--- Work to be completed ---
Every record below should be printed exactly as given.

----

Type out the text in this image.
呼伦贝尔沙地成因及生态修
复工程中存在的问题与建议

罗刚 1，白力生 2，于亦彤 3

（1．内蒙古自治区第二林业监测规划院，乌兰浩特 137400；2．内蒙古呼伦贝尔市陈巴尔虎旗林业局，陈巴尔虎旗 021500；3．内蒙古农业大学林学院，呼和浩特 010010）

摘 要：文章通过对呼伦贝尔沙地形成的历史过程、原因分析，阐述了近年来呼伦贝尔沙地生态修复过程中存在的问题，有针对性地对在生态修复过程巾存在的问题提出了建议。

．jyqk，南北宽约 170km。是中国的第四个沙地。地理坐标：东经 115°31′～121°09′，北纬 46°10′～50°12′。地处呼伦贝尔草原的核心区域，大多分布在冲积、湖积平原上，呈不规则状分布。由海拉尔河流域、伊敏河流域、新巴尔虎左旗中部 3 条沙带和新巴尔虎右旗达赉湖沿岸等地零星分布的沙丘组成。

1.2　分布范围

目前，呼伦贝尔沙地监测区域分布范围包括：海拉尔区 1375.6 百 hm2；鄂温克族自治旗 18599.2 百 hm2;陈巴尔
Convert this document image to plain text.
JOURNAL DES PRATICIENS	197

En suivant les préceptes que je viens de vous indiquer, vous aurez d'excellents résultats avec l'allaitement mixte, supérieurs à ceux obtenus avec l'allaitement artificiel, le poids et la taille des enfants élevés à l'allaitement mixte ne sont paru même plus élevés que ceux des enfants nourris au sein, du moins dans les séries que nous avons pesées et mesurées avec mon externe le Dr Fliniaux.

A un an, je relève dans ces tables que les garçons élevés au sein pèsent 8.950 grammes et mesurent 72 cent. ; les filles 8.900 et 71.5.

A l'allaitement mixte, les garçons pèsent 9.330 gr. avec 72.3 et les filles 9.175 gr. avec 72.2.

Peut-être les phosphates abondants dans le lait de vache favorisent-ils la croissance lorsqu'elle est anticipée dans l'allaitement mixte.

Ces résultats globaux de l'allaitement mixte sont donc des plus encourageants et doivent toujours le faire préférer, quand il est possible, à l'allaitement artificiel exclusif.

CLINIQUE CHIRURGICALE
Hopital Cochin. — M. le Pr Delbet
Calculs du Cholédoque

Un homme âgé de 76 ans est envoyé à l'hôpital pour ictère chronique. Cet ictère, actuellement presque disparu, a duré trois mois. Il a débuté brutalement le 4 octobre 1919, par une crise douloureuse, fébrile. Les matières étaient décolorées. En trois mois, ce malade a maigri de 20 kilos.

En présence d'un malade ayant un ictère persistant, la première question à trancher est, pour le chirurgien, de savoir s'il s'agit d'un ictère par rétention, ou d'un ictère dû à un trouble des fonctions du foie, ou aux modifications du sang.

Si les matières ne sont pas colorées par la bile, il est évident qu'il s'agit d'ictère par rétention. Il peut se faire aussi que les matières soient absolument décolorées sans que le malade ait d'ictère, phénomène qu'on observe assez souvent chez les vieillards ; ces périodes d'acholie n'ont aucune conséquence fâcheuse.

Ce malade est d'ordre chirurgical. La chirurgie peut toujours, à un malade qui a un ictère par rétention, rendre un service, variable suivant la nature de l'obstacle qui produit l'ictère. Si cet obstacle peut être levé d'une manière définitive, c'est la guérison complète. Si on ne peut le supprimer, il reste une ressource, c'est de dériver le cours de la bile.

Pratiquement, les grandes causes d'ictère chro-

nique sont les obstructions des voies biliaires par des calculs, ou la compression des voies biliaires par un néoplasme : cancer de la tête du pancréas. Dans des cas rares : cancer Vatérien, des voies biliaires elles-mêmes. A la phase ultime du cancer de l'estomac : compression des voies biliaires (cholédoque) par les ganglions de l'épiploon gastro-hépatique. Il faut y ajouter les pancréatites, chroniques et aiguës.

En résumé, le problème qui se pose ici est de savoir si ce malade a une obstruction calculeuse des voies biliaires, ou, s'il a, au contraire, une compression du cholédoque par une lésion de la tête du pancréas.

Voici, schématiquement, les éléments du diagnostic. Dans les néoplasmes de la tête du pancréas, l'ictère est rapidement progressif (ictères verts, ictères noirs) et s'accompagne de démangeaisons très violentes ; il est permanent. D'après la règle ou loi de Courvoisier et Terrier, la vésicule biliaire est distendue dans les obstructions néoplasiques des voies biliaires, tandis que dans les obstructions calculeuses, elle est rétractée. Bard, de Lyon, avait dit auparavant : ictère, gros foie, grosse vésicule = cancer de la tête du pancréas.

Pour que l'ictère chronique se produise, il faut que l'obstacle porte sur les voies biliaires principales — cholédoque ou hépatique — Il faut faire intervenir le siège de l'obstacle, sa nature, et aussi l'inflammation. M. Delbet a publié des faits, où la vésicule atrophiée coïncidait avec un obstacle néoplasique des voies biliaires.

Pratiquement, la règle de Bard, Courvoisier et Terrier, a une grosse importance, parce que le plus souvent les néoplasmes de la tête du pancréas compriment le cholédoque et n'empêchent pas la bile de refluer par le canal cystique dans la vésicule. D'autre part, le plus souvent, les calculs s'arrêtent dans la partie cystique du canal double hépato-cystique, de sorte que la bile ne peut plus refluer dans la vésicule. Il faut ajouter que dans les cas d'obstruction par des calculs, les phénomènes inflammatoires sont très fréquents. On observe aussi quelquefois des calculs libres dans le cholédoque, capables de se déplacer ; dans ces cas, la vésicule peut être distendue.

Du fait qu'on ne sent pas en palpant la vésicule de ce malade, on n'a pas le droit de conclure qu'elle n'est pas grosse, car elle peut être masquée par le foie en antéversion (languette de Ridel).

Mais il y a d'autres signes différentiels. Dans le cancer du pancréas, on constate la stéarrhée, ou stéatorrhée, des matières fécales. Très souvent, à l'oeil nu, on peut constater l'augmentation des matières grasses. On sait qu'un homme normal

----

--- Task result ---
Type out the text in this image.
呼伦贝尔沙地成因及生态修
复工程中存在的问题与建议

罗刚 1，白力生 2，于亦彤 3

（1．内蒙古自治区第二林业监测规划院，乌兰浩特 137400；2．内蒙古呼伦贝尔市陈巴尔虎旗林业局，陈巴尔虎旗 021500；3．内蒙古农业大学林学院，呼和浩特 010010）

摘 要：文章通过对呼伦贝尔沙地形成的历史过程、原因分析，阐述了近年来呼伦贝尔沙地生态修复过程中存在的问题，有针对性地对在生态修复过程巾存在的问题提出了建议。

．jyqk，南北宽约 170km。是中国的第四个沙地。地理坐标：东经 115°31′～121°09′，北纬 46°10′～50°12′。地处呼伦贝尔草原的核心区域，大多分布在冲积、湖积平原上，呈不规则状分布。由海拉尔河流域、伊敏河流域、新巴尔虎左旗中部 3 条沙带和新巴尔虎右旗达赉湖沿岸等地零星分布的沙丘组成。

1.2　分布范围

目前，呼伦贝尔沙地监测区域分布范围包括：海拉尔区 1375.6 百 hm2；鄂温克族自治旗 18599.2 百 hm2;陈巴尔
Convert this document image to plain text.
JOURNAL DES PRATICIENS	197

En suivant les préceptes que je viens de vous indiquer, vous aurez d'excellents résultats avec l'allaitement mixte, supérieurs à ceux obtenus avec l'allaitement artificiel, le poids et la taille des enfants élevés à l'allaitement mixte ne sont paru même plus élevés que ceux des enfants nourris au sein, du moins dans les séries que nous avons pesées et mesurées avec mon externe le Dr Fliniaux.

A un an, je relève dans ces tables que les garçons élevés au sein pèsent 8.950 grammes et mesurent 72 cent. ; les filles 8.900 et 71.5.

A l'allaitement mixte, les garçons pèsent 9.330 gr. avec 72.3 et les filles 9.175 gr. avec 72.2.

Peut-être les phosphates abondants dans le lait de vache favorisent-ils la croissance lorsqu'elle est anticipée dans l'allaitement mixte.

Ces résultats globaux de l'allaitement mixte sont donc des plus encourageants et doivent toujours le faire préférer, quand il est possible, à l'allaitement artificiel exclusif.

CLINIQUE CHIRURGICALE
Hopital Cochin. — M. le Pr Delbet
Calculs du Cholédoque

Un homme âgé de 76 ans est envoyé à l'hôpital pour ictère chronique. Cet ictère, actuellement presque disparu, a duré trois mois. Il a débuté brutalement le 4 octobre 1919, par une crise douloureuse, fébrile. Les matières étaient décolorées. En trois mois, ce malade a maigri de 20 kilos.

En présence d'un malade ayant un ictère persistant, la première question à trancher est, pour le chirurgien, de savoir s'il s'agit d'un ictère par rétention, ou d'un ictère dû à un trouble des fonctions du foie, ou aux modifications du sang.

Si les matières ne sont pas colorées par la bile, il est évident qu'il s'agit d'ictère par rétention. Il peut se faire aussi que les matières soient absolument décolorées sans que le malade ait d'ictère, phénomène qu'on observe assez souvent chez les vieillards ; ces périodes d'acholie n'ont aucune conséquence fâcheuse.

Ce malade est d'ordre chirurgical. La chirurgie peut toujours, à un malade qui a un ictère par rétention, rendre un service, variable suivant la nature de l'obstacle qui produit l'ictère. Si cet obstacle peut être levé d'une manière définitive, c'est la guérison complète. Si on ne peut le supprimer, il reste une ressource, c'est de dériver le cours de la bile.

Pratiquement, les grandes causes d'ictère chro-

nique sont les obstructions des voies biliaires par des calculs, ou la compression des voies biliaires par un néoplasme : cancer de la tête du pancréas. Dans des cas rares : cancer Vatérien, des voies biliaires elles-mêmes. A la phase ultime du cancer de l'estomac : compression des voies biliaires (cholédoque) par les ganglions de l'épiploon gastro-hépatique. Il faut y ajouter les pancréatites, chroniques et aiguës.

En résumé, le problème qui se pose ici est de savoir si ce malade a une obstruction calculeuse des voies biliaires, ou, s'il a, au contraire, une compression du cholédoque par une lésion de la tête du pancréas.

Voici, schématiquement, les éléments du diagnostic. Dans les néoplasmes de la tête du pancréas, l'ictère est rapidement progressif (ictères verts, ictères noirs) et s'accompagne de démangeaisons très violentes ; il est permanent. D'après la règle ou loi de Courvoisier et Terrier, la vésicule biliaire est distendue dans les obstructions néoplasiques des voies biliaires, tandis que dans les obstructions calculeuses, elle est rétractée. Bard, de Lyon, avait dit auparavant : ictère, gros foie, grosse vésicule = cancer de la tête du pancréas.

Pour que l'ictère chronique se produise, il faut que l'obstacle porte sur les voies biliaires principales — cholédoque ou hépatique — Il faut faire intervenir le siège de l'obstacle, sa nature, et aussi l'inflammation. M. Delbet a publié des faits, où la vésicule atrophiée coïncidait avec un obstacle néoplasique des voies biliaires.

Pratiquement, la règle de Bard, Courvoisier et Terrier, a une grosse importance, parce que le plus souvent les néoplasmes de la tête du pancréas compriment le cholédoque et n'empêchent pas la bile de refluer par le canal cystique dans la vésicule. D'autre part, le plus souvent, les calculs s'arrêtent dans la partie cystique du canal double hépato-cystique, de sorte que la bile ne peut plus refluer dans la vésicule. Il faut ajouter que dans les cas d'obstruction par des calculs, les phénomènes inflammatoires sont très fréquents. On observe aussi quelquefois des calculs libres dans le cholédoque, capables de se déplacer ; dans ces cas, la vésicule peut être distendue.

Du fait qu'on ne sent pas en palpant la vésicule de ce malade, on n'a pas le droit de conclure qu'elle n'est pas grosse, car elle peut être masquée par le foie en antéversion (languette de Ridel).

Mais il y a d'autres signes différentiels. Dans le cancer du pancréas, on constate la stéarrhée, ou stéatorrhée, des matières fécales. Très souvent, à l'oeil nu, on peut constater l'augmentation des matières grasses. On sait qu'un homme normal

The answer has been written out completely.